Goals:
A. According to the thread below on shuffling Java collections, what is usually an acceptable alternative to shuffling a collection other than a List in place?
B. Do these statements agree with the thread below on shuffling Java collections? Answer yes or no for each, quoting the words that decide it. (i) replaceAll would definitely be unsupported for sorted sets. (ii) Under a replaceAll spec borrowed from Map, shrinking a set's size is an acceptable option. (iii) replaceAll is already available on List.

Document extract:
[START]
Waiting for that API to settle might save us from having to add another shuffle overload to Collections. Currently there is a workaround to shuffle with a RandomGenerator by using the wrapper which should remove some of the pressure to get this into a release quickly.

jmehrens avatar Oct 14 '22 02:10 jmehrens

@jmehrens I don't think that replaceAll would work nicely with SequencedCollection. It will be definitely unsupported for sorted sets. For unsorted sets like LinkedHashSet, it's unclear how to behave if replaceAll returns identical elements. Throw an exception? Shrink the set size via deduplication? Also, there's no way to optimize the implementation better than clearing the set and inserting the results back, so you need to compute hash codes, distribute items to buckets, probably create tree nodes in case of collisions, etc. It would be simpler if replaceAll function was forced to return a permutation (like shuffle does), but it would also limit the usefulness severely.

I don't think that shuffling anything but List has a big value. Usually it's ok to copy into a fresh ArrayList and shuffle it instead. You won't get significant performance improvement if LinkedHashSet would be able to shuffle itself in-place. Some improvement for ArrayDeque would be possible but again, dumping it into a new ArrayList would solve the problem. Note also the proposal to provide a list view from ArrayDeque: https://bugs.openjdk.org/browse/JDK-8143850

To summarize, I have big doubts that generalizing shuffling to SequencedCollection interface would be useful.

amaembo avatar Oct 15 '22 07:10 amaembo

For unsorted sets like LinkedHashSet, it's unclear how to behave if replaceAll returns identical elements. Throw an exception? Shrink the set size via deduplication?

I would assume the spec for replaceAll would be borrowed from Map.html#replaceAll(java.util.function.BiFunction). Shrinking size is not an option because that is a ConcurrentModificationException. Adding elements to the set would a ConcurrentModificationException. Therefore, LinkedHashSet::replaceAll would have to be swapping the order of the linked entries already contained in the set. So in your example of returning identical elements the answer is CCE (or IAE) if the element is not contained in the set. Otherwise, the element is eventually moved to the last entry in the set.

jmehrens avatar Oct 18 '22 01:10 jmehrens

I'm having difficulty imagining how SequencedCollection::replaceAll could work or be useful. Obviously it's on List already. It could be added to Deque, because like List, its elements are explicitly positioned (positioning via the API, not by value) and more importantly, the elements are unconstrained. That is, an element could be replaced by any other value and not affect or be affected by any other elements in the collection.
[END]
(Raw records)
[START]
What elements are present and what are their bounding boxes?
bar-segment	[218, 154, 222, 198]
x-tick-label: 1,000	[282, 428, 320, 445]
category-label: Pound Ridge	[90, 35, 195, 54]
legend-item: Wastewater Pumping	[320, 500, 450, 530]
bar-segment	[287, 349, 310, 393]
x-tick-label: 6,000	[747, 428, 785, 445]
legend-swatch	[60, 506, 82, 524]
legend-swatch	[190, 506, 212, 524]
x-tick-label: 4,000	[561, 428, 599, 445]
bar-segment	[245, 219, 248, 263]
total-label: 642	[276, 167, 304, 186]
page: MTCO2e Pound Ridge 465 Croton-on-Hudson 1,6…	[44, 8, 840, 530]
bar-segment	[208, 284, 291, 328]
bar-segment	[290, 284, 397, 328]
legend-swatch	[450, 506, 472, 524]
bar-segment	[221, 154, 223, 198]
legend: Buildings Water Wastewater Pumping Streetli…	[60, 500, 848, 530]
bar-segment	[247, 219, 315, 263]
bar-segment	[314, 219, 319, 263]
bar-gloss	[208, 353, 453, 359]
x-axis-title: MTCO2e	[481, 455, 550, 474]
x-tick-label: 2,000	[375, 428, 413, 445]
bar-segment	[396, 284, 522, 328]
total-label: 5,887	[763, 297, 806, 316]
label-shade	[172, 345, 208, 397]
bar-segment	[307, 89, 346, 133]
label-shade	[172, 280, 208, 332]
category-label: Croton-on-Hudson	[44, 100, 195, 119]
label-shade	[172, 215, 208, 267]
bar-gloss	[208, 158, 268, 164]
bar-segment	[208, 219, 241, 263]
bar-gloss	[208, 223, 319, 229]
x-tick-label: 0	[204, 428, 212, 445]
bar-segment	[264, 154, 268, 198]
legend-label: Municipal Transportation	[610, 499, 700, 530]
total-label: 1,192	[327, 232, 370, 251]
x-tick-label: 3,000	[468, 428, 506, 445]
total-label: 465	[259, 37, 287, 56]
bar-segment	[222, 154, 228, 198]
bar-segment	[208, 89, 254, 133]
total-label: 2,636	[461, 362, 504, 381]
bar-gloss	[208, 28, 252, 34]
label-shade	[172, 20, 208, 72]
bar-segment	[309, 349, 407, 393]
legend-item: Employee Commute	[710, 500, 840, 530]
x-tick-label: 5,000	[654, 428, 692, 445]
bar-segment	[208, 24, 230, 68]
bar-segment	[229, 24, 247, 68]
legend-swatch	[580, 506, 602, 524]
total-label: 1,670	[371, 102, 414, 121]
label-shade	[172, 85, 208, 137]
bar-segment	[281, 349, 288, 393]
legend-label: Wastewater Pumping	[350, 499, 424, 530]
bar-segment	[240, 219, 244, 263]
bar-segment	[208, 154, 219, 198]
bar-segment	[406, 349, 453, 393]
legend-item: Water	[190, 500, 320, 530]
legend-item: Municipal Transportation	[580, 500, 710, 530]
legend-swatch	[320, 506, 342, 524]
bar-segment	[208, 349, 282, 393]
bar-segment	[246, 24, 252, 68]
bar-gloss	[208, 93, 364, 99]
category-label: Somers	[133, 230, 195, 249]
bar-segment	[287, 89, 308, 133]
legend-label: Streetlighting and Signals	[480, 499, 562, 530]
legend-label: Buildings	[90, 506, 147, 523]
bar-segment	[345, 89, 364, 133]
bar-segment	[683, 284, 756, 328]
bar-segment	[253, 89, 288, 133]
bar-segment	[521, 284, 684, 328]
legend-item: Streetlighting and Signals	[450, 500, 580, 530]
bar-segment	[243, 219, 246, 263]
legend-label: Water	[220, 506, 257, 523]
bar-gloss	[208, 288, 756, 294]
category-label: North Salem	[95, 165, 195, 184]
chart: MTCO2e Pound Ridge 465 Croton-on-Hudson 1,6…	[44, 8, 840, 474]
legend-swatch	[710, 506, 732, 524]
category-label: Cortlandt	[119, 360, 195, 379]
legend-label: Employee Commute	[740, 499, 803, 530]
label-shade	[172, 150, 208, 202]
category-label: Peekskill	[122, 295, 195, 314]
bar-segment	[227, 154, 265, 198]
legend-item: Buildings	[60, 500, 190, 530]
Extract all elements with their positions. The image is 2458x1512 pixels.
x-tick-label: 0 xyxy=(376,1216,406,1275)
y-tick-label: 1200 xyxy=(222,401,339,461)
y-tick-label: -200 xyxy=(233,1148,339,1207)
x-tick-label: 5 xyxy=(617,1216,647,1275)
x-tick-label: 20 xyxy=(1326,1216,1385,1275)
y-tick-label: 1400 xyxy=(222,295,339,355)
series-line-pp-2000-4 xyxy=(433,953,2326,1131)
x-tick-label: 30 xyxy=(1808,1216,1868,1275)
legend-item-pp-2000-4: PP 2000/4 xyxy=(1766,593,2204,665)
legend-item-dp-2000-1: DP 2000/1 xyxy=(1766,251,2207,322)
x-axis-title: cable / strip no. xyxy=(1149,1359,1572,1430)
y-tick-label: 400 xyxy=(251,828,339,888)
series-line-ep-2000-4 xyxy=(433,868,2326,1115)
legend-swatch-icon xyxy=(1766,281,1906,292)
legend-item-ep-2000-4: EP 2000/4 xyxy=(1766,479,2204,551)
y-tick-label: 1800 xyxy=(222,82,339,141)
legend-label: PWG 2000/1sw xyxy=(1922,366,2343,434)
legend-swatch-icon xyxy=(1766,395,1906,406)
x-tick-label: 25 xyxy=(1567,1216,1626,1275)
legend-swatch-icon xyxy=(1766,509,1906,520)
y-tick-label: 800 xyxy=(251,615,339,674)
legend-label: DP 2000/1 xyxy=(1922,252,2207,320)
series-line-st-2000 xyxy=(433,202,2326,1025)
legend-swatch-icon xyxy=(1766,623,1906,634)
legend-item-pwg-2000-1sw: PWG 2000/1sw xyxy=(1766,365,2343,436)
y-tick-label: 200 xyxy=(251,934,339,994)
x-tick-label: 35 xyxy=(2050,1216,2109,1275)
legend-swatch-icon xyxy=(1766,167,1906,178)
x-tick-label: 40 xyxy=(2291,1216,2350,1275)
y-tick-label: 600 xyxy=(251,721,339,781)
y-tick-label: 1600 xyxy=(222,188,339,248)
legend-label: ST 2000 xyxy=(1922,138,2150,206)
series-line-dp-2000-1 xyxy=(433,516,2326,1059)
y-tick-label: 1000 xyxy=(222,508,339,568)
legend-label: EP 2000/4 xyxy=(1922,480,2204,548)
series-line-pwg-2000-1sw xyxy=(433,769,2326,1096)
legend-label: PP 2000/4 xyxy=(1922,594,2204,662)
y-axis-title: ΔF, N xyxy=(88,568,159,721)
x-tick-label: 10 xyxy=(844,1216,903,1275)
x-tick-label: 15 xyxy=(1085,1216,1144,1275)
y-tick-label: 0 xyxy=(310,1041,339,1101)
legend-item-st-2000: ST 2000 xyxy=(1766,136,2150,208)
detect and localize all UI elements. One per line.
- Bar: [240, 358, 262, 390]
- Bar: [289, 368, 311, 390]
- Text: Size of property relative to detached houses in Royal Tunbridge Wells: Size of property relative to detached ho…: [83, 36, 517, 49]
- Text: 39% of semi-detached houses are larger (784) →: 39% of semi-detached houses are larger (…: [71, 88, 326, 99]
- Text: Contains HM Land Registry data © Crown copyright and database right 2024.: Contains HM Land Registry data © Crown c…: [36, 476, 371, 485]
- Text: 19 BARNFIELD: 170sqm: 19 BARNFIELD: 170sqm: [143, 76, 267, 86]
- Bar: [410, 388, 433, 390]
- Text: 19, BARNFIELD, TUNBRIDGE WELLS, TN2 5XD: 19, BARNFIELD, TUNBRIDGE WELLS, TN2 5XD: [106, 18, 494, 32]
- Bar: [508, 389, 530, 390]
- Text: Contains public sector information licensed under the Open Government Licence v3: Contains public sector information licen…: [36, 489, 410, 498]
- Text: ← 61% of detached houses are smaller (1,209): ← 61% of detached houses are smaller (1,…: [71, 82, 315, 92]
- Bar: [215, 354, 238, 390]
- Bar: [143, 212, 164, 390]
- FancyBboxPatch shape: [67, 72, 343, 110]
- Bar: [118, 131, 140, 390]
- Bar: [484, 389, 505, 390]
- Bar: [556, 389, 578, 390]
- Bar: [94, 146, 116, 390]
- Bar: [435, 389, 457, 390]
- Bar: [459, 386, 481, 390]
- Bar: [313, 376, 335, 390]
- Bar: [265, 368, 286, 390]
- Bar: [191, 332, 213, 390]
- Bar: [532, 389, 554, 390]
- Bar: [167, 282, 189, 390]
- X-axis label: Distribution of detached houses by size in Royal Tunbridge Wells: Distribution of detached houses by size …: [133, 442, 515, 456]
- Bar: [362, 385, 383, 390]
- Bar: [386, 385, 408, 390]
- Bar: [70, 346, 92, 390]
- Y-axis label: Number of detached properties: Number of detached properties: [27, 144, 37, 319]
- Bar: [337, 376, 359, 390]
[END]
Task responses:
A. Copying it into a fresh ArrayList and shuffling that instead.

B.
(i) Yes: "It will be definitely unsupported for sorted sets."
(ii) No: "Shrinking size is not an option because that is a ConcurrentModificationException."
(iii) Yes: "Obviously it's on List already."